* _AIM OF THE TASK_: Copy the records below exactly as they are written.

▼

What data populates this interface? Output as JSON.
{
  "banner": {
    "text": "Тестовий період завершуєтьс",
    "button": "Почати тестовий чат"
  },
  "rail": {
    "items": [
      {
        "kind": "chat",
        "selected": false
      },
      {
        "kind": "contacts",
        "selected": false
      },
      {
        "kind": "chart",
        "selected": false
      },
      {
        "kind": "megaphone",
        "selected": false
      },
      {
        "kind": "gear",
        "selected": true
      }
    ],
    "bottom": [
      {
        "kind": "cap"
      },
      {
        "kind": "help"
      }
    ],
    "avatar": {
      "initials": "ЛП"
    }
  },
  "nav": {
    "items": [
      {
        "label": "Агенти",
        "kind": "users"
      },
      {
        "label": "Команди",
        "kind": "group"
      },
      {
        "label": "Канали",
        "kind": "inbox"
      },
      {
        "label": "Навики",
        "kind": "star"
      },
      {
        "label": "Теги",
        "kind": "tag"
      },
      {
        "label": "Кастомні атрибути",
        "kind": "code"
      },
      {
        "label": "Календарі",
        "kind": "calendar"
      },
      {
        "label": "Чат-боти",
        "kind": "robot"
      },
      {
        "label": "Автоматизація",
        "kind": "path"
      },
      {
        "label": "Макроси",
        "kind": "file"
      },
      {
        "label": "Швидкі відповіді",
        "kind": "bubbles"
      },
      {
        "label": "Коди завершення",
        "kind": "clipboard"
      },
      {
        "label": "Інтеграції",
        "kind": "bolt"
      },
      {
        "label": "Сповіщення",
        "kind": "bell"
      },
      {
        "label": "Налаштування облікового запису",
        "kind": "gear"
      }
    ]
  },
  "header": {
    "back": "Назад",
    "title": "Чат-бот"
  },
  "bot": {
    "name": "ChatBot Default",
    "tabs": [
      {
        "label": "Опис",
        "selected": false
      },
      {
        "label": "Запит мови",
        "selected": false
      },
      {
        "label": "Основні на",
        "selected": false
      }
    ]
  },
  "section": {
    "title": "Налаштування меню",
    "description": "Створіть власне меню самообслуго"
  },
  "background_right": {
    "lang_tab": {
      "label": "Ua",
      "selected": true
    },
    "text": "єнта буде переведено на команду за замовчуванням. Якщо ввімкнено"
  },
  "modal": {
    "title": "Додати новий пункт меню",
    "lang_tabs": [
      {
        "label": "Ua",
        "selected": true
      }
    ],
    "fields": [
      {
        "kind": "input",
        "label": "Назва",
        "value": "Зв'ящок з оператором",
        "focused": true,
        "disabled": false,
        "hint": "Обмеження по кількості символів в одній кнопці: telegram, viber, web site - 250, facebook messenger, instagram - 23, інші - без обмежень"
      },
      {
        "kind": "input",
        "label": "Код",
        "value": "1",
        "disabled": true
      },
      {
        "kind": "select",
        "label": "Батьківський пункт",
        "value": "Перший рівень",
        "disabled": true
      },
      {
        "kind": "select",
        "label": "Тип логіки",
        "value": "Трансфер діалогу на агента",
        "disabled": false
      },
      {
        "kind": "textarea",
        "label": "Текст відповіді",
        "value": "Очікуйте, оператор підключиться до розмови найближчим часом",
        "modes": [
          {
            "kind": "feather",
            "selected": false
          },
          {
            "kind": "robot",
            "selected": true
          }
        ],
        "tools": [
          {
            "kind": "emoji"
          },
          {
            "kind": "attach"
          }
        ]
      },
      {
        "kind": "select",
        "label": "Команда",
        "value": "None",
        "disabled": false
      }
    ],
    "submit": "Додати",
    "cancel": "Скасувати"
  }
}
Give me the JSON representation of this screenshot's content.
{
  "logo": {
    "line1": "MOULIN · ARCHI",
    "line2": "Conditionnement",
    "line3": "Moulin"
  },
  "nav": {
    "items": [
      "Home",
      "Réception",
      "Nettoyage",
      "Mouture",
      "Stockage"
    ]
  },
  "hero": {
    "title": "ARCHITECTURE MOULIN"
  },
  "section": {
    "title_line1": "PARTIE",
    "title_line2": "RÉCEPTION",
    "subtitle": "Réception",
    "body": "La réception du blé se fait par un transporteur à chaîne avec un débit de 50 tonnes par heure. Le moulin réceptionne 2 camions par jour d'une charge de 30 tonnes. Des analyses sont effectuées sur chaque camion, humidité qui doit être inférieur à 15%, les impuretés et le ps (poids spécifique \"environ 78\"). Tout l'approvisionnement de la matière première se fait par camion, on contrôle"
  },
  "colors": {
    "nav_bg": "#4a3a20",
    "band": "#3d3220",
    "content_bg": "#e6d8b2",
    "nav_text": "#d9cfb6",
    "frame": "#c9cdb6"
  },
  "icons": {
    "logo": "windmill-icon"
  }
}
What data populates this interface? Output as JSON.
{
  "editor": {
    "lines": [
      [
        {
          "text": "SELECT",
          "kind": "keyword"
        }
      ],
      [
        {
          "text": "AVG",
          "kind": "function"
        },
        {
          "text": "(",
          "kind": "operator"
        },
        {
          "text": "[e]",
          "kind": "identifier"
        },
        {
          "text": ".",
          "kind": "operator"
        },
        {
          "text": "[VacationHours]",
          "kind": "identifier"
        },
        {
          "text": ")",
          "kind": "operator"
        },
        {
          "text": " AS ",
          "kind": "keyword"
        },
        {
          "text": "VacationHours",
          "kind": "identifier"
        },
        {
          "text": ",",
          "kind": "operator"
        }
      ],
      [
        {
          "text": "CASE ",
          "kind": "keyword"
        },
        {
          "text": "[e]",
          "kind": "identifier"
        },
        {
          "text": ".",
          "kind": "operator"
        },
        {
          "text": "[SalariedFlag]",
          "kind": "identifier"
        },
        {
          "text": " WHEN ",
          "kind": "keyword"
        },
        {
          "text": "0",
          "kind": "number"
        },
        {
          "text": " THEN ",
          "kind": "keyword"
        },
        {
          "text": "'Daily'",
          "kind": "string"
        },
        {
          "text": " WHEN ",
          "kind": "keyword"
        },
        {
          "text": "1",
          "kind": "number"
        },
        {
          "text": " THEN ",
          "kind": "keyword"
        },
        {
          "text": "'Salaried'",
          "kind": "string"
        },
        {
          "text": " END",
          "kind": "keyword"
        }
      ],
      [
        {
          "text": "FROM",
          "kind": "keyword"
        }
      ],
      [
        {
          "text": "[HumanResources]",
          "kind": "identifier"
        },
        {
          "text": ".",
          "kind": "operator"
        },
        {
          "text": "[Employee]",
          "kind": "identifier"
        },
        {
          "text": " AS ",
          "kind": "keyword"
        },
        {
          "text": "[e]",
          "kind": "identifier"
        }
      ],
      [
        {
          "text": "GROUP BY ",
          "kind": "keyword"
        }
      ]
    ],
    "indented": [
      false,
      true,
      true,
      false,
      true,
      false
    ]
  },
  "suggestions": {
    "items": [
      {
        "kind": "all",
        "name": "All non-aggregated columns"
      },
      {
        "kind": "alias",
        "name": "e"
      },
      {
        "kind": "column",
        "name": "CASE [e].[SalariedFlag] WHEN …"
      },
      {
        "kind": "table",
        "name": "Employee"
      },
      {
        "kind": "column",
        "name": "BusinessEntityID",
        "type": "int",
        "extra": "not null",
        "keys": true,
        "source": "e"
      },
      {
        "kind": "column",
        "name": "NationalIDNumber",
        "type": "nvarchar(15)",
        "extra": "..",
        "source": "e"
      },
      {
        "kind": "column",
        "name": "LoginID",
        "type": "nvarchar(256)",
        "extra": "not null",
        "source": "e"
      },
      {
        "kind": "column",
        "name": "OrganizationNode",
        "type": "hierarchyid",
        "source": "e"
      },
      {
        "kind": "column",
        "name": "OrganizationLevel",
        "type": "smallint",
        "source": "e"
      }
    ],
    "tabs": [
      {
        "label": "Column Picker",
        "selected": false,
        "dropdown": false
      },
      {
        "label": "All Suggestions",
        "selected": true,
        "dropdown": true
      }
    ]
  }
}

▲

* _RESULT BELOW_:
What data populates this interface? Output as JSON.
{
  "banner": {
    "text": "Тестовий період завершуєтьс",
    "button": "Почати тестовий чат"
  },
  "rail": {
    "items": [
      {
        "kind": "chat",
        "selected": false
      },
      {
        "kind": "contacts",
        "selected": false
      },
      {
        "kind": "chart",
        "selected": false
      },
      {
        "kind": "megaphone",
        "selected": false
      },
      {
        "kind": "gear",
        "selected": true
      }
    ],
    "bottom": [
      {
        "kind": "cap"
      },
      {
        "kind": "help"
      }
    ],
    "avatar": {
      "initials": "ЛП"
    }
  },
  "nav": {
    "items": [
      {
        "label": "Агенти",
        "kind": "users"
      },
      {
        "label": "Команди",
        "kind": "group"
      },
      {
        "label": "Канали",
        "kind": "inbox"
      },
      {
        "label": "Навики",
        "kind": "star"
      },
      {
        "label": "Теги",
        "kind": "tag"
      },
      {
        "label": "Кастомні атрибути",
        "kind": "code"
      },
      {
        "label": "Календарі",
        "kind": "calendar"
      },
      {
        "label": "Чат-боти",
        "kind": "robot"
      },
      {
        "label": "Автоматизація",
        "kind": "path"
      },
      {
        "label": "Макроси",
        "kind": "file"
      },
      {
        "label": "Швидкі відповіді",
        "kind": "bubbles"
      },
      {
        "label": "Коди завершення",
        "kind": "clipboard"
      },
      {
        "label": "Інтеграції",
        "kind": "bolt"
      },
      {
        "label": "Сповіщення",
        "kind": "bell"
      },
      {
        "label": "Налаштування облікового запису",
        "kind": "gear"
      }
    ]
  },
  "header": {
    "back": "Назад",
    "title": "Чат-бот"
  },
  "bot": {
    "name": "ChatBot Default",
    "tabs": [
      {
        "label": "Опис",
        "selected": false
      },
      {
        "label": "Запит мови",
        "selected": false
      },
      {
        "label": "Основні на",
        "selected": false
      }
    ]
  },
  "section": {
    "title": "Налаштування меню",
    "description": "Створіть власне меню самообслуго"
  },
  "background_right": {
    "lang_tab": {
      "label": "Ua",
      "selected": true
    },
    "text": "єнта буде переведено на команду за замовчуванням. Якщо ввімкнено"
  },
  "modal": {
    "title": "Додати новий пункт меню",
    "lang_tabs": [
      {
        "label": "Ua",
        "selected": true
      }
    ],
    "fields": [
      {
        "kind": "input",
        "label": "Назва",
        "value": "Зв'ящок з оператором",
        "focused": true,
        "disabled": false,
        "hint": "Обмеження по кількості символів в одній кнопці: telegram, viber, web site - 250, facebook messenger, instagram - 23, інші - без обмежень"
      },
      {
        "kind": "input",
        "label": "Код",
        "value": "1",
        "disabled": true
      },
      {
        "kind": "select",
        "label": "Батьківський пункт",
        "value": "Перший рівень",
        "disabled": true
      },
      {
        "kind": "select",
        "label": "Тип логіки",
        "value": "Трансфер діалогу на агента",
        "disabled": false
      },
      {
        "kind": "textarea",
        "label": "Текст відповіді",
        "value": "Очікуйте, оператор підключиться до розмови найближчим часом",
        "modes": [
          {
            "kind": "feather",
            "selected": false
          },
          {
            "kind": "robot",
            "selected": true
          }
        ],
        "tools": [
          {
            "kind": "emoji"
          },
          {
            "kind": "attach"
          }
        ]
      },
      {
        "kind": "select",
        "label": "Команда",
        "value": "None",
        "disabled": false
      }
    ],
    "submit": "Додати",
    "cancel": "Скасувати"
  }
}
Give me the JSON representation of this screenshot's content.
{
  "logo": {
    "line1": "MOULIN · ARCHI",
    "line2": "Conditionnement",
    "line3": "Moulin"
  },
  "nav": {
    "items": [
      "Home",
      "Réception",
      "Nettoyage",
      "Mouture",
      "Stockage"
    ]
  },
  "hero": {
    "title": "ARCHITECTURE MOULIN"
  },
  "section": {
    "title_line1": "PARTIE",
    "title_line2": "RÉCEPTION",
    "subtitle": "Réception",
    "body": "La réception du blé se fait par un transporteur à chaîne avec un débit de 50 tonnes par heure. Le moulin réceptionne 2 camions par jour d'une charge de 30 tonnes. Des analyses sont effectuées sur chaque camion, humidité qui doit être inférieur à 15%, les impuretés et le ps (poids spécifique \"environ 78\"). Tout l'approvisionnement de la matière première se fait par camion, on contrôle"
  },
  "colors": {
    "nav_bg": "#4a3a20",
    "band": "#3d3220",
    "content_bg": "#e6d8b2",
    "nav_text": "#d9cfb6",
    "frame": "#c9cdb6"
  },
  "icons": {
    "logo": "windmill-icon"
  }
}
What data populates this interface? Output as JSON.
{
  "editor": {
    "lines": [
      [
        {
          "text": "SELECT",
          "kind": "keyword"
        }
      ],
      [
        {
          "text": "AVG",
          "kind": "function"
        },
        {
          "text": "(",
          "kind": "operator"
        },
        {
          "text": "[e]",
          "kind": "identifier"
        },
        {
          "text": ".",
          "kind": "operator"
        },
        {
          "text": "[VacationHours]",
          "kind": "identifier"
        },
        {
          "text": ")",
          "kind": "operator"
        },
        {
          "text": " AS ",
          "kind": "keyword"
        },
        {
          "text": "VacationHours",
          "kind": "identifier"
        },
        {
          "text": ",",
          "kind": "operator"
        }
      ],
      [
        {
          "text": "CASE ",
          "kind": "keyword"
        },
        {
          "text": "[e]",
          "kind": "identifier"
        },
        {
          "text": ".",
          "kind": "operator"
        },
        {
          "text": "[SalariedFlag]",
          "kind": "identifier"
        },
        {
          "text": " WHEN ",
          "kind": "keyword"
        },
        {
          "text": "0",
          "kind": "number"
        },
        {
          "text": " THEN ",
          "kind": "keyword"
        },
        {
          "text": "'Daily'",
          "kind": "string"
        },
        {
          "text": " WHEN ",
          "kind": "keyword"
        },
        {
          "text": "1",
          "kind": "number"
        },
        {
          "text": " THEN ",
          "kind": "keyword"
        },
        {
          "text": "'Salaried'",
          "kind": "string"
        },
        {
          "text": " END",
          "kind": "keyword"
        }
      ],
      [
        {
          "text": "FROM",
          "kind": "keyword"
        }
      ],
      [
        {
          "text": "[HumanResources]",
          "kind": "identifier"
        },
        {
          "text": ".",
          "kind": "operator"
        },
        {
          "text": "[Employee]",
          "kind": "identifier"
        },
        {
          "text": " AS ",
          "kind": "keyword"
        },
        {
          "text": "[e]",
          "kind": "identifier"
        }
      ],
      [
        {
          "text": "GROUP BY ",
          "kind": "keyword"
        }
      ]
    ],
    "indented": [
      false,
      true,
      true,
      false,
      true,
      false
    ]
  },
  "suggestions": {
    "items": [
      {
        "kind": "all",
        "name": "All non-aggregated columns"
      },
      {
        "kind": "alias",
        "name": "e"
      },
      {
        "kind": "column",
        "name": "CASE [e].[SalariedFlag] WHEN …"
      },
      {
        "kind": "table",
        "name": "Employee"
      },
      {
        "kind": "column",
        "name": "BusinessEntityID",
        "type": "int",
        "extra": "not null",
        "keys": true,
        "source": "e"
      },
      {
        "kind": "column",
        "name": "NationalIDNumber",
        "type": "nvarchar(15)",
        "extra": "..",
        "source": "e"
      },
      {
        "kind": "column",
        "name": "LoginID",
        "type": "nvarchar(256)",
        "extra": "not null",
        "source": "e"
      },
      {
        "kind": "column",
        "name": "OrganizationNode",
        "type": "hierarchyid",
        "source": "e"
      },
      {
        "kind": "column",
        "name": "OrganizationLevel",
        "type": "smallint",
        "source": "e"
      }
    ],
    "tabs": [
      {
        "label": "Column Picker",
        "selected": false,
        "dropdown": false
      },
      {
        "label": "All Suggestions",
        "selected": true,
        "dropdown": true
      }
    ]
  }
}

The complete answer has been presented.